■ PROMPT
Count, in the entries, the lines with "title". Answer with the number only.

■ SUPPLIED DATA
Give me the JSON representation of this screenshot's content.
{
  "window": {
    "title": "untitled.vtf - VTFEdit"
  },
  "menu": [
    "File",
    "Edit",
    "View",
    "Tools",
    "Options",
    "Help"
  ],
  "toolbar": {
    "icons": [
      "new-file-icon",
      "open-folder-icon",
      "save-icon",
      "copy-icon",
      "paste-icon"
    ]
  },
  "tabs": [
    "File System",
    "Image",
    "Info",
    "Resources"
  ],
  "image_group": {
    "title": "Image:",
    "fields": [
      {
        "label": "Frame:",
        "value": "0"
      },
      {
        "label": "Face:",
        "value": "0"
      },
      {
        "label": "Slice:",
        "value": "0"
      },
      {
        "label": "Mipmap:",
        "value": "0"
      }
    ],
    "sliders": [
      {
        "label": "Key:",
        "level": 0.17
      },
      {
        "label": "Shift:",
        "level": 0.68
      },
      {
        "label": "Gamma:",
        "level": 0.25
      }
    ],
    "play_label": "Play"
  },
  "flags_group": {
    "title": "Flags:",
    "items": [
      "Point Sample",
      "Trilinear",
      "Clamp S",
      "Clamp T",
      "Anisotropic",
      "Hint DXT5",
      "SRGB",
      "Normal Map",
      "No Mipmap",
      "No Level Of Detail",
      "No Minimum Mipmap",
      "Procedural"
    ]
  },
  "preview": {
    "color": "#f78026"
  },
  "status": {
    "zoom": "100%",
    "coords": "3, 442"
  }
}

■ FINISHED ANSWER
3